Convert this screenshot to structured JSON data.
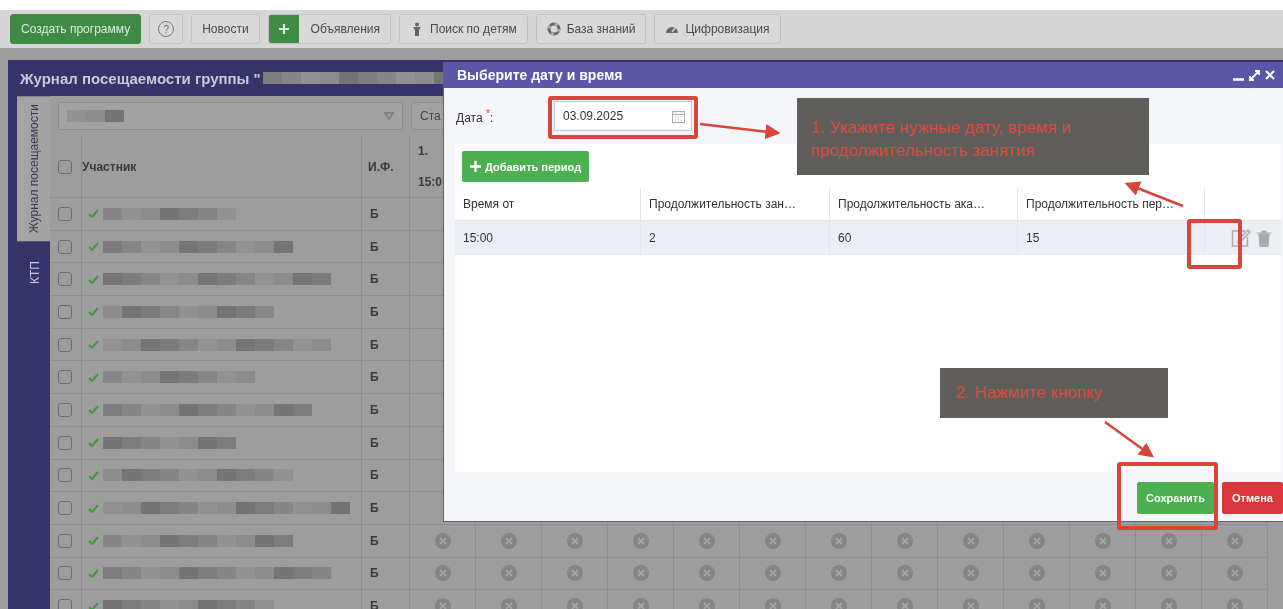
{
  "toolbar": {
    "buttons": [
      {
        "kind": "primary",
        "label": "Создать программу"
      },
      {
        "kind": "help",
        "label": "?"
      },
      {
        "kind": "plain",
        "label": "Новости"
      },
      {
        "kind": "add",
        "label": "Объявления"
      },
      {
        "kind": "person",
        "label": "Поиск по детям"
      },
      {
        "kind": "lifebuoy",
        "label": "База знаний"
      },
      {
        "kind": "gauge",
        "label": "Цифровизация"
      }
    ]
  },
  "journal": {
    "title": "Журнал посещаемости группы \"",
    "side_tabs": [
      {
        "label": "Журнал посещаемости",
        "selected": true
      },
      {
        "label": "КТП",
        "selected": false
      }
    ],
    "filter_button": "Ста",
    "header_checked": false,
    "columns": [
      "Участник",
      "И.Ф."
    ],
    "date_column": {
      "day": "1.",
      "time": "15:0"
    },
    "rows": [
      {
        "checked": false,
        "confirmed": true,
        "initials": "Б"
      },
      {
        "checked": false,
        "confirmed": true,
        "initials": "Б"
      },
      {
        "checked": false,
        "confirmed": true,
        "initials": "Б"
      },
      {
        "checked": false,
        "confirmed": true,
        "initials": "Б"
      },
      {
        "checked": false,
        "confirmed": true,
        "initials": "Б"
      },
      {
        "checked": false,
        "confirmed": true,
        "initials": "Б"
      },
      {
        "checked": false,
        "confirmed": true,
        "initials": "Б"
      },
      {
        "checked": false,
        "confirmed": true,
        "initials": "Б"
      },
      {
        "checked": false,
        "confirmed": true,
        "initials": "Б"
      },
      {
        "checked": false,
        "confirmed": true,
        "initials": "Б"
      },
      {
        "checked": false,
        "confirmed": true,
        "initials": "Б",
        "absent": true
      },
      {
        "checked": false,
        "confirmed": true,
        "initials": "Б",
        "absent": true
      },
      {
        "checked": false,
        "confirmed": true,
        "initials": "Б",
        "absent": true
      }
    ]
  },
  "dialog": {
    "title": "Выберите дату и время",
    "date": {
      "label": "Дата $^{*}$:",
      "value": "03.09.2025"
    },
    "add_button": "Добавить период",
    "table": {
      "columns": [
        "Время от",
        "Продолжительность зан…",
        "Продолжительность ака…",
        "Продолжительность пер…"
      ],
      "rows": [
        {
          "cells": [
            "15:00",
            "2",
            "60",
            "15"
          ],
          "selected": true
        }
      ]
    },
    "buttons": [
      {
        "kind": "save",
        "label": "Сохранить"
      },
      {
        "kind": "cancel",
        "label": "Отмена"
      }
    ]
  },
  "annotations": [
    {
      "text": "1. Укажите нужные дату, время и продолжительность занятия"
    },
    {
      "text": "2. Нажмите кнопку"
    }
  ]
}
+-------+
- _Given task_:
Check every line of the data above for the string "дату", and copy those that have it.

- _Reply_:
    "title": "Выберите дату и время",
      "text": "1. Укажите нужные дату, время и продолжительность занятия"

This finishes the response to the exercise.